Instructions for the task:
Copy all the material below, exactly as it stands.

Records provided:
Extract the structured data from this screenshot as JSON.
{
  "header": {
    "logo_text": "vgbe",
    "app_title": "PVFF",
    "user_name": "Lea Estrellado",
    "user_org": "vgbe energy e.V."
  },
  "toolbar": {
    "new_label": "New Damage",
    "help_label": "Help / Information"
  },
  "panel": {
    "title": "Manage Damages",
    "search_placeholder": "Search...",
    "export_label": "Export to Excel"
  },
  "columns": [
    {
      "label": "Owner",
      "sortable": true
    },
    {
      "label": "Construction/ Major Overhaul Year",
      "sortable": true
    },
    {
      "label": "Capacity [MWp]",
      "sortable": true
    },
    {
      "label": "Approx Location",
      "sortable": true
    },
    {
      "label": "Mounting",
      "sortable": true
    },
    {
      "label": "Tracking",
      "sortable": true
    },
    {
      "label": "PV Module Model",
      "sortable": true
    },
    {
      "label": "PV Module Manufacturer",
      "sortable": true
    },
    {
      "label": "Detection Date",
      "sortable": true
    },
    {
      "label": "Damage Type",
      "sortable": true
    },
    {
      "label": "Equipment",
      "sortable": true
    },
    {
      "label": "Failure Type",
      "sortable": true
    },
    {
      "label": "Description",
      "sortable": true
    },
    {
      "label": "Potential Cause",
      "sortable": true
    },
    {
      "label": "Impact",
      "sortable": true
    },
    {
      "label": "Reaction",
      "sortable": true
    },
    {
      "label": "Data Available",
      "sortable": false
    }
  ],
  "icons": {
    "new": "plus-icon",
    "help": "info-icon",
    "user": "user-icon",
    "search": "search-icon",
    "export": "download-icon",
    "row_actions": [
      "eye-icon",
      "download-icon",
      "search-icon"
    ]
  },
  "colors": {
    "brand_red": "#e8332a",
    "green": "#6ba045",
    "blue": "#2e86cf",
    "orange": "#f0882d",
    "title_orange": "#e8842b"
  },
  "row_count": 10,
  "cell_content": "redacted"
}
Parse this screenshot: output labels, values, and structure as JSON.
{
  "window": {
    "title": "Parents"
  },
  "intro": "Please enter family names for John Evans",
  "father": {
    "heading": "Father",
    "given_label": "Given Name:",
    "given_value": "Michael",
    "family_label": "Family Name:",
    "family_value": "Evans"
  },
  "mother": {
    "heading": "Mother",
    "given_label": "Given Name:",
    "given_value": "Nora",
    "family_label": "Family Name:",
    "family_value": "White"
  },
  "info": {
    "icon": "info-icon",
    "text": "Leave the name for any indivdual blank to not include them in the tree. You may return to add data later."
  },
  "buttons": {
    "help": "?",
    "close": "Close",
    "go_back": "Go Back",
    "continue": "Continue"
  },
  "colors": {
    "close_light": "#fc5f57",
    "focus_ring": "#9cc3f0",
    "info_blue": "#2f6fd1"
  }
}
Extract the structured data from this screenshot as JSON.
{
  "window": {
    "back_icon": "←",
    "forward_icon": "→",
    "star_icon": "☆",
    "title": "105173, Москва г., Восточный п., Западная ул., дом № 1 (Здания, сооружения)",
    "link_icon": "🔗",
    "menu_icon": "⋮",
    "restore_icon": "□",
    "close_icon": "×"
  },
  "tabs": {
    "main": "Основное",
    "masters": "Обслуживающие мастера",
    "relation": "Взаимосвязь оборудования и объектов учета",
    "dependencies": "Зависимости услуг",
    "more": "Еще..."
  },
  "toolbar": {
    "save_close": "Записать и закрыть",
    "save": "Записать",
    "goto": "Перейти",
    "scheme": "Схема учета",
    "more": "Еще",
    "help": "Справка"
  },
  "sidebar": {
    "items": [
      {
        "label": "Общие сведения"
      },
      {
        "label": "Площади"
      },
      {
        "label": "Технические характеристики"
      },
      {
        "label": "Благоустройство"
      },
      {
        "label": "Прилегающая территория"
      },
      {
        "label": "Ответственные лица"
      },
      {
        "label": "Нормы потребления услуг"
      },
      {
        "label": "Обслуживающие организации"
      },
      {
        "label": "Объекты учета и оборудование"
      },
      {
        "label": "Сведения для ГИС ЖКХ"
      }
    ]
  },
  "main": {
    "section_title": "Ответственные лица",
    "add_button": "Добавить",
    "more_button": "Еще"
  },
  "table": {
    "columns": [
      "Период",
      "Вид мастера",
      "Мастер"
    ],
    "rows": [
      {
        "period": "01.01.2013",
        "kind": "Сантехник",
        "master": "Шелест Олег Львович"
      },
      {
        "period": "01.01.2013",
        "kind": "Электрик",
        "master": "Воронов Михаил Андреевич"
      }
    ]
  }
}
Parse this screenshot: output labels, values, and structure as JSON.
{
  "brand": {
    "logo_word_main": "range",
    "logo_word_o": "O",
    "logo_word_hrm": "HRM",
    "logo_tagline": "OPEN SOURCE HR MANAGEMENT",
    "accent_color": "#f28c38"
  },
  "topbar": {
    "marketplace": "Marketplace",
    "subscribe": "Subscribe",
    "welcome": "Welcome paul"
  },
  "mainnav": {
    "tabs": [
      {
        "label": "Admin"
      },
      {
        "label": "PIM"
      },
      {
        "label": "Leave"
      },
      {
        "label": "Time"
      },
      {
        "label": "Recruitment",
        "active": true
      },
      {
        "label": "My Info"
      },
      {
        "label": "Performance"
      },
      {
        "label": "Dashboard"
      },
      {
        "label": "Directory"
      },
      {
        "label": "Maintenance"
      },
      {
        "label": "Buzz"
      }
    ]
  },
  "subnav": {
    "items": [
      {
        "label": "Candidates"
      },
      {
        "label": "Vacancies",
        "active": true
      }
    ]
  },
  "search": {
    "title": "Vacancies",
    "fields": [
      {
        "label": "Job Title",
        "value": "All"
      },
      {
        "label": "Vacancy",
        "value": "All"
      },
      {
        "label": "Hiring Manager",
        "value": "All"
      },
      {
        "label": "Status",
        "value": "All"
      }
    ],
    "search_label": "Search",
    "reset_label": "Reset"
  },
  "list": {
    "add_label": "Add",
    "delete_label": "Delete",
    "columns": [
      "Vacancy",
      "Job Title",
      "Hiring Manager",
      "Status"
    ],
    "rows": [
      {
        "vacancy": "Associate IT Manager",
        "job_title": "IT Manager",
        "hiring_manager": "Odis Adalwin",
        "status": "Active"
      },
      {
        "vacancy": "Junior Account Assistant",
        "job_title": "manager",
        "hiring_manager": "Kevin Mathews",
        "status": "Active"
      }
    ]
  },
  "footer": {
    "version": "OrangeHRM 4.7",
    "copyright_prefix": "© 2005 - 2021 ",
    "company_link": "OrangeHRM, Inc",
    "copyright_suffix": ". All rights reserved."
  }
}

Task answer:
Extract the structured data from this screenshot as JSON.
{
  "header": {
    "logo_text": "vgbe",
    "app_title": "PVFF",
    "user_name": "Lea Estrellado",
    "user_org": "vgbe energy e.V."
  },
  "toolbar": {
    "new_label": "New Damage",
    "help_label": "Help / Information"
  },
  "panel": {
    "title": "Manage Damages",
    "search_placeholder": "Search...",
    "export_label": "Export to Excel"
  },
  "columns": [
    {
      "label": "Owner",
      "sortable": true
    },
    {
      "label": "Construction/ Major Overhaul Year",
      "sortable": true
    },
    {
      "label": "Capacity [MWp]",
      "sortable": true
    },
    {
      "label": "Approx Location",
      "sortable": true
    },
    {
      "label": "Mounting",
      "sortable": true
    },
    {
      "label": "Tracking",
      "sortable": true
    },
    {
      "label": "PV Module Model",
      "sortable": true
    },
    {
      "label": "PV Module Manufacturer",
      "sortable": true
    },
    {
      "label": "Detection Date",
      "sortable": true
    },
    {
      "label": "Damage Type",
      "sortable": true
    },
    {
      "label": "Equipment",
      "sortable": true
    },
    {
      "label": "Failure Type",
      "sortable": true
    },
    {
      "label": "Description",
      "sortable": true
    },
    {
      "label": "Potential Cause",
      "sortable": true
    },
    {
      "label": "Impact",
      "sortable": true
    },
    {
      "label": "Reaction",
      "sortable": true
    },
    {
      "label": "Data Available",
      "sortable": false
    }
  ],
  "icons": {
    "new": "plus-icon",
    "help": "info-icon",
    "user": "user-icon",
    "search": "search-icon",
    "export": "download-icon",
    "row_actions": [
      "eye-icon",
      "download-icon",
      "search-icon"
    ]
  },
  "colors": {
    "brand_red": "#e8332a",
    "green": "#6ba045",
    "blue": "#2e86cf",
    "orange": "#f0882d",
    "title_orange": "#e8842b"
  },
  "row_count": 10,
  "cell_content": "redacted"
}
Parse this screenshot: output labels, values, and structure as JSON.
{
  "window": {
    "title": "Parents"
  },
  "intro": "Please enter family names for John Evans",
  "father": {
    "heading": "Father",
    "given_label": "Given Name:",
    "given_value": "Michael",
    "family_label": "Family Name:",
    "family_value": "Evans"
  },
  "mother": {
    "heading": "Mother",
    "given_label": "Given Name:",
    "given_value": "Nora",
    "family_label": "Family Name:",
    "family_value": "White"
  },
  "info": {
    "icon": "info-icon",
    "text": "Leave the name for any indivdual blank to not include them in the tree. You may return to add data later."
  },
  "buttons": {
    "help": "?",
    "close": "Close",
    "go_back": "Go Back",
    "continue": "Continue"
  },
  "colors": {
    "close_light": "#fc5f57",
    "focus_ring": "#9cc3f0",
    "info_blue": "#2f6fd1"
  }
}
Extract the structured data from this screenshot as JSON.
{
  "window": {
    "back_icon": "←",
    "forward_icon": "→",
    "star_icon": "☆",
    "title": "105173, Москва г., Восточный п., Западная ул., дом № 1 (Здания, сооружения)",
    "link_icon": "🔗",
    "menu_icon": "⋮",
    "restore_icon": "□",
    "close_icon": "×"
  },
  "tabs": {
    "main": "Основное",
    "masters": "Обслуживающие мастера",
    "relation": "Взаимосвязь оборудования и объектов учета",
    "dependencies": "Зависимости услуг",
    "more": "Еще..."
  },
  "toolbar": {
    "save_close": "Записать и закрыть",
    "save": "Записать",
    "goto": "Перейти",
    "scheme": "Схема учета",
    "more": "Еще",
    "help": "Справка"
  },
  "sidebar": {
    "items": [
      {
        "label": "Общие сведения"
      },
      {
        "label": "Площади"
      },
      {
        "label": "Технические характеристики"
      },
      {
        "label": "Благоустройство"
      },
      {
        "label": "Прилегающая территория"
      },
      {
        "label": "Ответственные лица"
      },
      {
        "label": "Нормы потребления услуг"
      },
      {
        "label": "Обслуживающие организации"
      },
      {
        "label": "Объекты учета и оборудование"
      },
      {
        "label": "Сведения для ГИС ЖКХ"
      }
    ]
  },
  "main": {
    "section_title": "Ответственные лица",
    "add_button": "Добавить",
    "more_button": "Еще"
  },
  "table": {
    "columns": [
      "Период",
      "Вид мастера",
      "Мастер"
    ],
    "rows": [
      {
        "period": "01.01.2013",
        "kind": "Сантехник",
        "master": "Шелест Олег Львович"
      },
      {
        "period": "01.01.2013",
        "kind": "Электрик",
        "master": "Воронов Михаил Андреевич"
      }
    ]
  }
}
Parse this screenshot: output labels, values, and structure as JSON.
{
  "brand": {
    "logo_word_main": "range",
    "logo_word_o": "O",
    "logo_word_hrm": "HRM",
    "logo_tagline": "OPEN SOURCE HR MANAGEMENT",
    "accent_color": "#f28c38"
  },
  "topbar": {
    "marketplace": "Marketplace",
    "subscribe": "Subscribe",
    "welcome": "Welcome paul"
  },
  "mainnav": {
    "tabs": [
      {
        "label": "Admin"
      },
      {
        "label": "PIM"
      },
      {
        "label": "Leave"
      },
      {
        "label": "Time"
      },
      {
        "label": "Recruitment",
        "active": true
      },
      {
        "label": "My Info"
      },
      {
        "label": "Performance"
      },
      {
        "label": "Dashboard"
      },
      {
        "label": "Directory"
      },
      {
        "label": "Maintenance"
      },
      {
        "label": "Buzz"
      }
    ]
  },
  "subnav": {
    "items": [
      {
        "label": "Candidates"
      },
      {
        "label": "Vacancies",
        "active": true
      }
    ]
  },
  "search": {
    "title": "Vacancies",
    "fields": [
      {
        "label": "Job Title",
        "value": "All"
      },
      {
        "label": "Vacancy",
        "value": "All"
      },
      {
        "label": "Hiring Manager",
        "value": "All"
      },
      {
        "label": "Status",
        "value": "All"
      }
    ],
    "search_label": "Search",
    "reset_label": "Reset"
  },
  "list": {
    "add_label": "Add",
    "delete_label": "Delete",
    "columns": [
      "Vacancy",
      "Job Title",
      "Hiring Manager",
      "Status"
    ],
    "rows": [
      {
        "vacancy": "Associate IT Manager",
        "job_title": "IT Manager",
        "hiring_manager": "Odis Adalwin",
        "status": "Active"
      },
      {
        "vacancy": "Junior Account Assistant",
        "job_title": "manager",
        "hiring_manager": "Kevin Mathews",
        "status": "Active"
      }
    ]
  },
  "footer": {
    "version": "OrangeHRM 4.7",
    "copyright_prefix": "© 2005 - 2021 ",
    "company_link": "OrangeHRM, Inc",
    "copyright_suffix": ". All rights reserved."
  }
}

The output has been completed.